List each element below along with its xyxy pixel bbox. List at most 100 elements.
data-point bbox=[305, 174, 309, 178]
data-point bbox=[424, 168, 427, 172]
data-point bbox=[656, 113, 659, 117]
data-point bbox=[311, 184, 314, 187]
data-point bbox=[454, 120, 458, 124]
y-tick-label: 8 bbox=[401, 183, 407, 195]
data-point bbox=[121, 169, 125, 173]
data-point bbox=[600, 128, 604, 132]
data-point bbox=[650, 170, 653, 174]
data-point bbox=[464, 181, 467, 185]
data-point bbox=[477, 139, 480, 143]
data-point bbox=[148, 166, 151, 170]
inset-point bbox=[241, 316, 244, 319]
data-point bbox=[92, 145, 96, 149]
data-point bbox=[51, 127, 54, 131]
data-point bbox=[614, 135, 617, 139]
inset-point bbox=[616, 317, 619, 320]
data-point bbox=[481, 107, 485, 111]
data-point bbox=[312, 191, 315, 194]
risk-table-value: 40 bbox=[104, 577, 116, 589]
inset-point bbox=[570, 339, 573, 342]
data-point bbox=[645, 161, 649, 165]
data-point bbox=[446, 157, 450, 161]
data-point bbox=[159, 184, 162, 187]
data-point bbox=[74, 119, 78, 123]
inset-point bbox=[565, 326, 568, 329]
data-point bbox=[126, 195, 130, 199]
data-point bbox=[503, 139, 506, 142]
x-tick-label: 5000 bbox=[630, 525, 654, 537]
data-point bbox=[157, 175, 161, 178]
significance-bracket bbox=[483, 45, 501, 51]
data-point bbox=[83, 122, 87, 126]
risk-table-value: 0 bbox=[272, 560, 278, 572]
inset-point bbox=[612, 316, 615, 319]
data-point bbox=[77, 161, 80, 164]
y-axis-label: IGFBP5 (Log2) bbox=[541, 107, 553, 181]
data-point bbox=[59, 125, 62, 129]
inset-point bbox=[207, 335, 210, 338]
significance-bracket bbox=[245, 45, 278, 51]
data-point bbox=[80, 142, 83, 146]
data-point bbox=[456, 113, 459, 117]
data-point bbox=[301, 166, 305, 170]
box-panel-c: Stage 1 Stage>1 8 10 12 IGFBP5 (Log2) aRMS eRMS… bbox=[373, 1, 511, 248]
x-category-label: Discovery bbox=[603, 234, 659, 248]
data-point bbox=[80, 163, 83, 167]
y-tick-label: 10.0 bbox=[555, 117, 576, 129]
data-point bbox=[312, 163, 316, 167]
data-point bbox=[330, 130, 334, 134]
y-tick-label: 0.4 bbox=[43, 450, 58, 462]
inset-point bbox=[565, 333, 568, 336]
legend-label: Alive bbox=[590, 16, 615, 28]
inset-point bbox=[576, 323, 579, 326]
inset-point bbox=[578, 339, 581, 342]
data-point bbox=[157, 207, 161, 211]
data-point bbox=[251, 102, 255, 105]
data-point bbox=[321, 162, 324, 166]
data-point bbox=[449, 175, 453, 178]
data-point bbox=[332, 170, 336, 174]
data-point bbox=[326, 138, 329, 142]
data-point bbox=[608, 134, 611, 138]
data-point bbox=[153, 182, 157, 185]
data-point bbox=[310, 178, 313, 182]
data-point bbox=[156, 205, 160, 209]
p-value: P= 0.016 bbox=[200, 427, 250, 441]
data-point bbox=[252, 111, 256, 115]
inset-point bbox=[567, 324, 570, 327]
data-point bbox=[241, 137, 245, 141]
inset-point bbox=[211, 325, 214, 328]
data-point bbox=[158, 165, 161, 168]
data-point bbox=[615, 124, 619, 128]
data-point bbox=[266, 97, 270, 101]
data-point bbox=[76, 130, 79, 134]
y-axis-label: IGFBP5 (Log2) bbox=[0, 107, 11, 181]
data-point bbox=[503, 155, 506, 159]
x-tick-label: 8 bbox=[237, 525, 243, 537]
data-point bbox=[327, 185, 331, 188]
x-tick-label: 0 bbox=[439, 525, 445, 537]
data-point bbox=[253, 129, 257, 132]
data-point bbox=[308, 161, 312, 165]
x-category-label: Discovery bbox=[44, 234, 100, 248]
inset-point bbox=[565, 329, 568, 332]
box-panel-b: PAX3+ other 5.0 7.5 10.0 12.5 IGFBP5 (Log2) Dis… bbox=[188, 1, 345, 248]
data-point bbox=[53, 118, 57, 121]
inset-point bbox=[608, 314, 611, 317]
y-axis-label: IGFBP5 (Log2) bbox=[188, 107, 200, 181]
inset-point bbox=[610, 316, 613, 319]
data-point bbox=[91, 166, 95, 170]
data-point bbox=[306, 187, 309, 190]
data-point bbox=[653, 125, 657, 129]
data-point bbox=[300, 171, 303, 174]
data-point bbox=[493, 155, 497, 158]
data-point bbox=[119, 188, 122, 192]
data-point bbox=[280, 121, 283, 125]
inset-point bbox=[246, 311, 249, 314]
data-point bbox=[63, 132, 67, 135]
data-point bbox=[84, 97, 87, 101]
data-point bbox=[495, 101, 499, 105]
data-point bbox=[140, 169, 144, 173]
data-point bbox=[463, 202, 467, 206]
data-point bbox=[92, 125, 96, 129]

■ PROBLEM:
Rewrite the listing above, changing each "inset-point" to "inset-marker" and leaving everything else the same.

■ FULL OUTPUT:
List each element below along with its xyxy pixel bbox. List at most 100 elements.
data-point bbox=[305, 174, 309, 178]
data-point bbox=[424, 168, 427, 172]
data-point bbox=[656, 113, 659, 117]
data-point bbox=[311, 184, 314, 187]
data-point bbox=[454, 120, 458, 124]
y-tick-label: 8 bbox=[401, 183, 407, 195]
data-point bbox=[121, 169, 125, 173]
data-point bbox=[600, 128, 604, 132]
data-point bbox=[650, 170, 653, 174]
data-point bbox=[464, 181, 467, 185]
data-point bbox=[477, 139, 480, 143]
data-point bbox=[148, 166, 151, 170]
inset-marker bbox=[241, 316, 244, 319]
data-point bbox=[92, 145, 96, 149]
data-point bbox=[51, 127, 54, 131]
data-point bbox=[614, 135, 617, 139]
inset-marker bbox=[616, 317, 619, 320]
data-point bbox=[481, 107, 485, 111]
data-point bbox=[312, 191, 315, 194]
risk-table-value: 40 bbox=[104, 577, 116, 589]
inset-marker bbox=[570, 339, 573, 342]
data-point bbox=[645, 161, 649, 165]
data-point bbox=[446, 157, 450, 161]
data-point bbox=[159, 184, 162, 187]
data-point bbox=[74, 119, 78, 123]
inset-marker bbox=[565, 326, 568, 329]
data-point bbox=[126, 195, 130, 199]
data-point bbox=[503, 139, 506, 142]
x-tick-label: 5000 bbox=[630, 525, 654, 537]
data-point bbox=[157, 175, 161, 178]
significance-bracket bbox=[483, 45, 501, 51]
data-point bbox=[83, 122, 87, 126]
risk-table-value: 0 bbox=[272, 560, 278, 572]
inset-marker bbox=[612, 316, 615, 319]
data-point bbox=[77, 161, 80, 164]
y-axis-label: IGFBP5 (Log2) bbox=[541, 107, 553, 181]
data-point bbox=[59, 125, 62, 129]
inset-marker bbox=[207, 335, 210, 338]
significance-bracket bbox=[245, 45, 278, 51]
data-point bbox=[80, 142, 83, 146]
data-point bbox=[456, 113, 459, 117]
data-point bbox=[301, 166, 305, 170]
box-panel-c: Stage 1 Stage>1 8 10 12 IGFBP5 (Log2) aRMS eRMS… bbox=[373, 1, 511, 248]
x-category-label: Discovery bbox=[603, 234, 659, 248]
data-point bbox=[80, 163, 83, 167]
y-tick-label: 10.0 bbox=[555, 117, 576, 129]
data-point bbox=[312, 163, 316, 167]
data-point bbox=[330, 130, 334, 134]
y-tick-label: 0.4 bbox=[43, 450, 58, 462]
inset-marker bbox=[565, 333, 568, 336]
legend-label: Alive bbox=[590, 16, 615, 28]
inset-marker bbox=[576, 323, 579, 326]
inset-marker bbox=[578, 339, 581, 342]
data-point bbox=[157, 207, 161, 211]
data-point bbox=[251, 102, 255, 105]
data-point bbox=[321, 162, 324, 166]
data-point bbox=[449, 175, 453, 178]
data-point bbox=[332, 170, 336, 174]
data-point bbox=[326, 138, 329, 142]
data-point bbox=[608, 134, 611, 138]
data-point bbox=[153, 182, 157, 185]
data-point bbox=[310, 178, 313, 182]
data-point bbox=[156, 205, 160, 209]
p-value: P= 0.016 bbox=[200, 427, 250, 441]
data-point bbox=[252, 111, 256, 115]
inset-marker bbox=[567, 324, 570, 327]
data-point bbox=[241, 137, 245, 141]
inset-marker bbox=[211, 325, 214, 328]
data-point bbox=[158, 165, 161, 168]
data-point bbox=[615, 124, 619, 128]
data-point bbox=[266, 97, 270, 101]
data-point bbox=[76, 130, 79, 134]
y-axis-label: IGFBP5 (Log2) bbox=[0, 107, 11, 181]
data-point bbox=[503, 155, 506, 159]
x-tick-label: 8 bbox=[237, 525, 243, 537]
data-point bbox=[327, 185, 331, 188]
x-tick-label: 0 bbox=[439, 525, 445, 537]
data-point bbox=[253, 129, 257, 132]
data-point bbox=[308, 161, 312, 165]
x-category-label: Discovery bbox=[44, 234, 100, 248]
inset-marker bbox=[565, 329, 568, 332]
box-panel-b: PAX3+ other 5.0 7.5 10.0 12.5 IGFBP5 (Log2) Dis… bbox=[188, 1, 345, 248]
data-point bbox=[53, 118, 57, 121]
inset-marker bbox=[608, 314, 611, 317]
y-axis-label: IGFBP5 (Log2) bbox=[188, 107, 200, 181]
inset-marker bbox=[610, 316, 613, 319]
data-point bbox=[91, 166, 95, 170]
data-point bbox=[306, 187, 309, 190]
data-point bbox=[653, 125, 657, 129]
data-point bbox=[300, 171, 303, 174]
data-point bbox=[493, 155, 497, 158]
data-point bbox=[119, 188, 122, 192]
data-point bbox=[280, 121, 283, 125]
inset-marker bbox=[246, 311, 249, 314]
data-point bbox=[63, 132, 67, 135]
data-point bbox=[84, 97, 87, 101]
data-point bbox=[495, 101, 499, 105]
data-point bbox=[140, 169, 144, 173]
data-point bbox=[463, 202, 467, 206]
data-point bbox=[92, 125, 96, 129]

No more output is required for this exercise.